### EXTRACTED RECORDS
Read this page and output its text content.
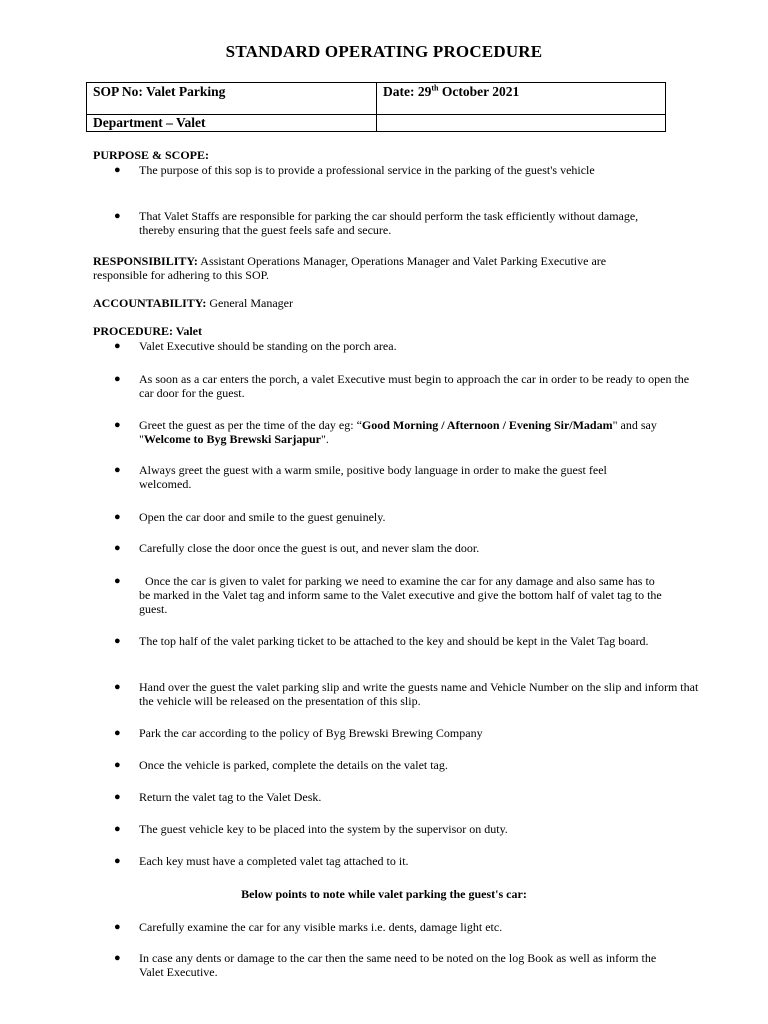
STANDARD OPERATING PROCEDURE
SOP No: Valet Parking	Date: 29th October 2021
Department – Valet	
PURPOSE & SCOPE:
● The purpose of this sop is to provide a professional service in the parking of the guest's vehicle
● That Valet Staffs are responsible for parking the car should perform the task efficiently without damage, thereby ensuring that the guest feels safe and secure.
RESPONSIBILITY: Assistant Operations Manager, Operations Manager and Valet Parking Executive are responsible for adhering to this SOP.
ACCOUNTABILITY: General Manager
PROCEDURE: Valet
● Valet Executive should be standing on the porch area.
● As soon as a car enters the porch, a valet Executive must begin to approach the car in order to be ready to open the car door for the guest.
● Greet the guest as per the time of the day eg: “Good Morning / Afternoon / Evening Sir/Madam" and say "Welcome to Byg Brewski Sarjapur".
● Always greet the guest with a warm smile, positive body language in order to make the guest feel welcomed.
● Open the car door and smile to the guest genuinely.
● Carefully close the door once the guest is out, and never slam the door.
● Once the car is given to valet for parking we need to examine the car for any damage and also same has to be marked in the Valet tag and inform same to the Valet executive and give the bottom half of valet tag to the guest.
● The top half of the valet parking ticket to be attached to the key and should be kept in the Valet Tag board.
● Hand over the guest the valet parking slip and write the guests name and Vehicle Number on the slip and inform that the vehicle will be released on the presentation of this slip.
● Park the car according to the policy of Byg Brewski Brewing Company
● Once the vehicle is parked, complete the details on the valet tag.
● Return the valet tag to the Valet Desk.
● The guest vehicle key to be placed into the system by the supervisor on duty.
● Each key must have a completed valet tag attached to it.
Below points to note while valet parking the guest's car:
● Carefully examine the car for any visible marks i.e. dents, damage light etc.
● In case any dents or damage to the car then the same need to be noted on the log Book as well as inform the Valet Executive.
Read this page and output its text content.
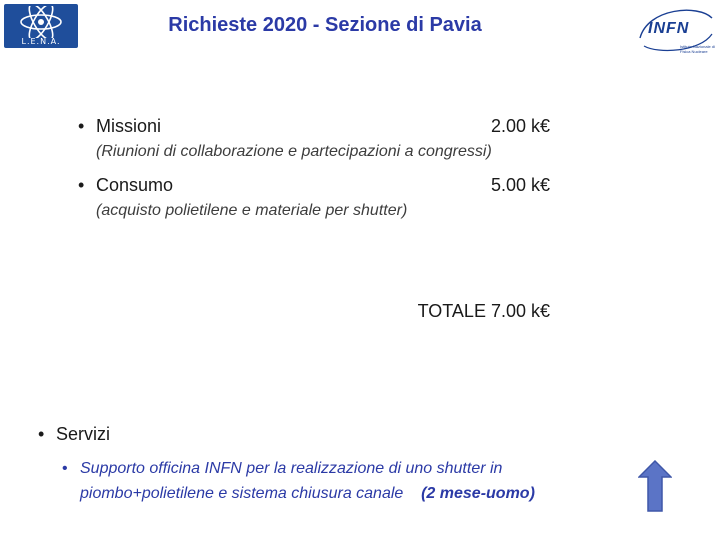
L.E.N.A.
Richieste 2020 - Sezione di Pavia	INFN
Istituto Nazionale di Fisica Nucleare
• Missioni	2.00 k€
(Riunioni di collaborazione e partecipazioni a congressi)
• Consumo	5.00 k€
(acquisto polietilene e materiale per shutter)
TOTALE 7.00 k€
• Servizi
• Supporto officina INFN per la realizzazione di uno shutter in
piombo+polietilene e sistema chiusura canale (2 mese-uomo)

### WHAT THIS TASK INVOLVES
Without including any pictures, reproduce the listing exactly.

### FULL SOLUTION
Read this page and output its text content.
STANDARD OPERATING PROCEDURE
SOP No: Valet Parking	Date: 29th October 2021
Department – Valet	
PURPOSE & SCOPE:
● The purpose of this sop is to provide a professional service in the parking of the guest's vehicle
● That Valet Staffs are responsible for parking the car should perform the task efficiently without damage, thereby ensuring that the guest feels safe and secure.
RESPONSIBILITY: Assistant Operations Manager, Operations Manager and Valet Parking Executive are responsible for adhering to this SOP.
ACCOUNTABILITY: General Manager
PROCEDURE: Valet
● Valet Executive should be standing on the porch area.
● As soon as a car enters the porch, a valet Executive must begin to approach the car in order to be ready to open the car door for the guest.
● Greet the guest as per the time of the day eg: “Good Morning / Afternoon / Evening Sir/Madam" and say "Welcome to Byg Brewski Sarjapur".
● Always greet the guest with a warm smile, positive body language in order to make the guest feel welcomed.
● Open the car door and smile to the guest genuinely.
● Carefully close the door once the guest is out, and never slam the door.
● Once the car is given to valet for parking we need to examine the car for any damage and also same has to be marked in the Valet tag and inform same to the Valet executive and give the bottom half of valet tag to the guest.
● The top half of the valet parking ticket to be attached to the key and should be kept in the Valet Tag board.
● Hand over the guest the valet parking slip and write the guests name and Vehicle Number on the slip and inform that the vehicle will be released on the presentation of this slip.
● Park the car according to the policy of Byg Brewski Brewing Company
● Once the vehicle is parked, complete the details on the valet tag.
● Return the valet tag to the Valet Desk.
● The guest vehicle key to be placed into the system by the supervisor on duty.
● Each key must have a completed valet tag attached to it.
Below points to note while valet parking the guest's car:
● Carefully examine the car for any visible marks i.e. dents, damage light etc.
● In case any dents or damage to the car then the same need to be noted on the log Book as well as inform the Valet Executive.
Read this page and output its text content.
L.E.N.A.
Richieste 2020 - Sezione di Pavia	INFN
Istituto Nazionale di Fisica Nucleare
• Missioni	2.00 k€
(Riunioni di collaborazione e partecipazioni a congressi)
• Consumo	5.00 k€
(acquisto polietilene e materiale per shutter)
TOTALE 7.00 k€
• Servizi
• Supporto officina INFN per la realizzazione di uno shutter in
piombo+polietilene e sistema chiusura canale (2 mese-uomo)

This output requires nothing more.